• Description of the task: Go through the entries below and copy each line containing the word "skaliert".

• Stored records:

+++

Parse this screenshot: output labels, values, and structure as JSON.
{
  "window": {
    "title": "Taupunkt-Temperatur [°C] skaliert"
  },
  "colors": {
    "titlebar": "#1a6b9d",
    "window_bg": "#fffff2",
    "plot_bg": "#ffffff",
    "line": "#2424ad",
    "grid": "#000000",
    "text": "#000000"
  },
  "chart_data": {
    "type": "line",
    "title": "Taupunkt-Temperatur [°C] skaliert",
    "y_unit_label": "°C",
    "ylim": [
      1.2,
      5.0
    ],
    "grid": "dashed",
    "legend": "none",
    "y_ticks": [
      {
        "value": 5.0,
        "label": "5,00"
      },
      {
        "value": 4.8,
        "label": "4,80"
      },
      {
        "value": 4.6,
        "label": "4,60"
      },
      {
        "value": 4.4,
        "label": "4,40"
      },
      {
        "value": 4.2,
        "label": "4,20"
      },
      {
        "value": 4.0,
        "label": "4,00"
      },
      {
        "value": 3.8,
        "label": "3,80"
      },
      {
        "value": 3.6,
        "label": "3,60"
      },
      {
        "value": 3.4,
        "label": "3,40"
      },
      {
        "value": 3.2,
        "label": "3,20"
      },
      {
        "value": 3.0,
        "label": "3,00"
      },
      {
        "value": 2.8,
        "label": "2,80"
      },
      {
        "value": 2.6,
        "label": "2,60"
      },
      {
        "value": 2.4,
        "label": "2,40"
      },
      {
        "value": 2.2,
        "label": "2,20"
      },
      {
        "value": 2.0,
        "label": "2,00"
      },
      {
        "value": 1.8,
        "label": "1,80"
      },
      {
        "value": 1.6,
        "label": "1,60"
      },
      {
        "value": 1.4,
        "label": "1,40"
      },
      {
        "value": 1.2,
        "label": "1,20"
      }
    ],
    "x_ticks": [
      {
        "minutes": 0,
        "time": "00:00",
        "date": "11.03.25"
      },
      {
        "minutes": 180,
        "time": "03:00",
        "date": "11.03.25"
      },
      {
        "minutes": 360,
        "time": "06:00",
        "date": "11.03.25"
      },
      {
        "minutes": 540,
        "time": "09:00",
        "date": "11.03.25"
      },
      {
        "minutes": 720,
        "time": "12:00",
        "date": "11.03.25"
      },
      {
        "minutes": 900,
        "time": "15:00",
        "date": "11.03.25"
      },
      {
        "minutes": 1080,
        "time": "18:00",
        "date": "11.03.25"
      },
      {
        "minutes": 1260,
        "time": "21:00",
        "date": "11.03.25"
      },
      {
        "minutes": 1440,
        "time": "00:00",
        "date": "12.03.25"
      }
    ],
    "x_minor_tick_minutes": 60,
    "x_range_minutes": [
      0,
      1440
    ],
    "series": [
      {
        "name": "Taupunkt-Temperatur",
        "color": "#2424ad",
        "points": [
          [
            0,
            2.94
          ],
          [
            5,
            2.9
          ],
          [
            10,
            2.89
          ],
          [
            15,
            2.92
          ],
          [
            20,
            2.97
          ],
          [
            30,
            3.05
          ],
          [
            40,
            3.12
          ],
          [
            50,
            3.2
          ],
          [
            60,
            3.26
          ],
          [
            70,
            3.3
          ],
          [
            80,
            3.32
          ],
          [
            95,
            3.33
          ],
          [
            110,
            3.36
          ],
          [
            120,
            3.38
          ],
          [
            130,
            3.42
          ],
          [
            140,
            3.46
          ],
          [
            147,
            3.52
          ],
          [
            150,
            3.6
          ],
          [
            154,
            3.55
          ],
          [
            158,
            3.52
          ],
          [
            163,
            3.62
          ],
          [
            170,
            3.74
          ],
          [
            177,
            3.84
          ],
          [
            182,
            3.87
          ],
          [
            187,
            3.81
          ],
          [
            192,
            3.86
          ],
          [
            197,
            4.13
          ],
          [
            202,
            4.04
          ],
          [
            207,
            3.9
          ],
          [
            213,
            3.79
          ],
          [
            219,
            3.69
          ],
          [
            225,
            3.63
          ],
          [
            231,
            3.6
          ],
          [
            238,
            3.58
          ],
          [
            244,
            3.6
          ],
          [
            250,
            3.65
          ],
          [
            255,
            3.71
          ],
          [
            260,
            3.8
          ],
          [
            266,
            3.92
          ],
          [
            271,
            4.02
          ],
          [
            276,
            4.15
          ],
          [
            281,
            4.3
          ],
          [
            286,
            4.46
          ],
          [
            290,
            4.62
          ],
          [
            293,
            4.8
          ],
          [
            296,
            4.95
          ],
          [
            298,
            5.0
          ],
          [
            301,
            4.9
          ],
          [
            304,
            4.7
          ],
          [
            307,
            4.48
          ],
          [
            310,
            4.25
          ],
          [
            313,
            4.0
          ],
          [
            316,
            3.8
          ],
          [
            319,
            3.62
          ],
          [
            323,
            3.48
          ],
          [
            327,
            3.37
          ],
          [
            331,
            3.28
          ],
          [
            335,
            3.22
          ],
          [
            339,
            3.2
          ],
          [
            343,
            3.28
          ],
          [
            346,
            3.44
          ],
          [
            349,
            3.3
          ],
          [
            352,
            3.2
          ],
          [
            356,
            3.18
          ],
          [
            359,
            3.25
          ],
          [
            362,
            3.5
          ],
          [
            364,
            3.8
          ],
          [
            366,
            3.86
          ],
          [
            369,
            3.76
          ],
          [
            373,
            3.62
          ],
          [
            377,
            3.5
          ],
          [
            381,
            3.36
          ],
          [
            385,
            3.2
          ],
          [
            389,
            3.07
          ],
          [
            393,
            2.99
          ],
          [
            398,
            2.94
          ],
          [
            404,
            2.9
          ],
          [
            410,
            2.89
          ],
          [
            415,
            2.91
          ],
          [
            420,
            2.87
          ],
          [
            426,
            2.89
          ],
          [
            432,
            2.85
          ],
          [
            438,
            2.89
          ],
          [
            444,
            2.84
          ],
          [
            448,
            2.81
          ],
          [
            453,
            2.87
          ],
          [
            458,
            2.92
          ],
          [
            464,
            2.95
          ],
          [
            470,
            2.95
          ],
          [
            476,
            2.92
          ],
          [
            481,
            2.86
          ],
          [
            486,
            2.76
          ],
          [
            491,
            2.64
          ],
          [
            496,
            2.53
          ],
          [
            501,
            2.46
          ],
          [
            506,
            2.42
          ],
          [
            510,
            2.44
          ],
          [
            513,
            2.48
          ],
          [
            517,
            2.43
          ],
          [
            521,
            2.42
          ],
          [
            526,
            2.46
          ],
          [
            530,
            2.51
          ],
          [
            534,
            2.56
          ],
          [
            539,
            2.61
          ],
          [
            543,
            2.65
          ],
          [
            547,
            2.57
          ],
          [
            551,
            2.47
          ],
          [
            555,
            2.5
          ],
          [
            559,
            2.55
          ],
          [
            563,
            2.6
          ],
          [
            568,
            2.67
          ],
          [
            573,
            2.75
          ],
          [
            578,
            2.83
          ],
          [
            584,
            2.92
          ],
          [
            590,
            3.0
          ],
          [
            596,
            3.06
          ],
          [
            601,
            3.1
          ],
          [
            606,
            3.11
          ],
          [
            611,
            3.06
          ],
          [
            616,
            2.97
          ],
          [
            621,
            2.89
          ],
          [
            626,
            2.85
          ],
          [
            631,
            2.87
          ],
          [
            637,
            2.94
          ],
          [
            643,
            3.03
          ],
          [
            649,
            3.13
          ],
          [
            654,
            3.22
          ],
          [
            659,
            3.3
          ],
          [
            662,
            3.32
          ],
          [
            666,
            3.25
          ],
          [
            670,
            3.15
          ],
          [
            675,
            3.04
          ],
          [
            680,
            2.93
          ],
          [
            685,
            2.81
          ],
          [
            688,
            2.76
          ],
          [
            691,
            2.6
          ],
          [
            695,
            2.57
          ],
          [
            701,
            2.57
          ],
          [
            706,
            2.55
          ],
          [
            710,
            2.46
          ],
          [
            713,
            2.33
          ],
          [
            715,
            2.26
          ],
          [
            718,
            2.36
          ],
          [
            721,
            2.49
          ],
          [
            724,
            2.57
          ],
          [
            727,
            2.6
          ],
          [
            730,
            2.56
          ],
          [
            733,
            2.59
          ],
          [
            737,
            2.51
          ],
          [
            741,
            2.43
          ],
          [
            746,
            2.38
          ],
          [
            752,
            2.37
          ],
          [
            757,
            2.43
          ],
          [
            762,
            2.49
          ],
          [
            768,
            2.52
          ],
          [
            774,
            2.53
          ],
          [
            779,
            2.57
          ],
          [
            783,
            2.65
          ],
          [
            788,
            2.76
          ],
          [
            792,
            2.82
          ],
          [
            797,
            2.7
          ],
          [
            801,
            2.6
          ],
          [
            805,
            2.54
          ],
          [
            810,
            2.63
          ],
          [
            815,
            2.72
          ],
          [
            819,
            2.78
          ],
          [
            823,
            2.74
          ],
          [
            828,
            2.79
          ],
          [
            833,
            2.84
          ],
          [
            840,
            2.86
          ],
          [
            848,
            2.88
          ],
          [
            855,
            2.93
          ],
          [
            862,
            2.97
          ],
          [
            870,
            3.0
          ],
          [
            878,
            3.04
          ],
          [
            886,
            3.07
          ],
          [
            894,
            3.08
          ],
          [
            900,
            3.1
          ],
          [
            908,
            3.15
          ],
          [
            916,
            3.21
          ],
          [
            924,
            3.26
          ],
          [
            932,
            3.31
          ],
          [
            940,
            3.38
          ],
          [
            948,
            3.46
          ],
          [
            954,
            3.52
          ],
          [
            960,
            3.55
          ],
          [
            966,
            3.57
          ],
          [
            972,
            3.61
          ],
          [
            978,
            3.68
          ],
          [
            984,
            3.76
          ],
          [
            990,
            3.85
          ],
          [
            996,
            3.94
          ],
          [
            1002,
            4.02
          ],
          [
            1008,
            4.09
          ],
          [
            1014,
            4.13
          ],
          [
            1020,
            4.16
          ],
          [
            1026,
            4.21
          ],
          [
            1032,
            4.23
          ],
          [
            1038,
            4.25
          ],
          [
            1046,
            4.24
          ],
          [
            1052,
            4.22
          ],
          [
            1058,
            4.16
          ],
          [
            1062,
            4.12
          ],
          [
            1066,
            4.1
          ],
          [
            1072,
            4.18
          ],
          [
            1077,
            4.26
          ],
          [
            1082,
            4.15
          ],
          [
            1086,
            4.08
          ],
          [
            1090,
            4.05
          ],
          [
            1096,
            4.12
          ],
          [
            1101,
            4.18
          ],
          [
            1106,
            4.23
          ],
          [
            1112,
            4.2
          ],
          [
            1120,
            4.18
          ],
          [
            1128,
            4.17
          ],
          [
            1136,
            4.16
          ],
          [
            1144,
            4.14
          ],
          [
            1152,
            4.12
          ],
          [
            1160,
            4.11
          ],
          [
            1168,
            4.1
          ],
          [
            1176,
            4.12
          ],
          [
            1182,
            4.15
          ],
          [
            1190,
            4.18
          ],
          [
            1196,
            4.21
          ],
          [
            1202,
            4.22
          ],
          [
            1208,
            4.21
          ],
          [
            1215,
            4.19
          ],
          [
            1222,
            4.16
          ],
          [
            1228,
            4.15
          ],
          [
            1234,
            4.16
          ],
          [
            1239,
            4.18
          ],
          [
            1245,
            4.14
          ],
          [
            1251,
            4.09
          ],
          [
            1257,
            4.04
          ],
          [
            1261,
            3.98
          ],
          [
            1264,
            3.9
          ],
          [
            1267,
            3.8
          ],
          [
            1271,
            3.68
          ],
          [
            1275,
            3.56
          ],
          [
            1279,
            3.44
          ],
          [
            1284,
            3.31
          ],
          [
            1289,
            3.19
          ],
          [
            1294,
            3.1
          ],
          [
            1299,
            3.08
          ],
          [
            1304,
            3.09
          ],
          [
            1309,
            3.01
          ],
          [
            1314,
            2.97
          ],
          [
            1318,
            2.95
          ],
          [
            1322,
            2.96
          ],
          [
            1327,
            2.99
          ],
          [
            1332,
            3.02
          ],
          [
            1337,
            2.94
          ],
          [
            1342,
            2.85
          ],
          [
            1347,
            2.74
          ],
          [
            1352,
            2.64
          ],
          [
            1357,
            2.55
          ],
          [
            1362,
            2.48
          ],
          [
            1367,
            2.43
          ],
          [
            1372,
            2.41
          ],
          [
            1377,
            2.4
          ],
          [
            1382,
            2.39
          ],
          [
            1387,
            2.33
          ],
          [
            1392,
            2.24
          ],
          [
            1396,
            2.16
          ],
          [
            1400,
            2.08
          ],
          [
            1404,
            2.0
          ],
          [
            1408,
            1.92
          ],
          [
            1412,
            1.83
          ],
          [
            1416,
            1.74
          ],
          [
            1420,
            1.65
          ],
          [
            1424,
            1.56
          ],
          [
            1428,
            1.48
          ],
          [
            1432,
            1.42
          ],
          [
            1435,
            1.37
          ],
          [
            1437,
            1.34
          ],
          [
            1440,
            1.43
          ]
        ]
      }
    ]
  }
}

+++

• Completed task:
    "title": "Taupunkt-Temperatur [°C] skaliert"
    "title": "Taupunkt-Temperatur [°C] skaliert",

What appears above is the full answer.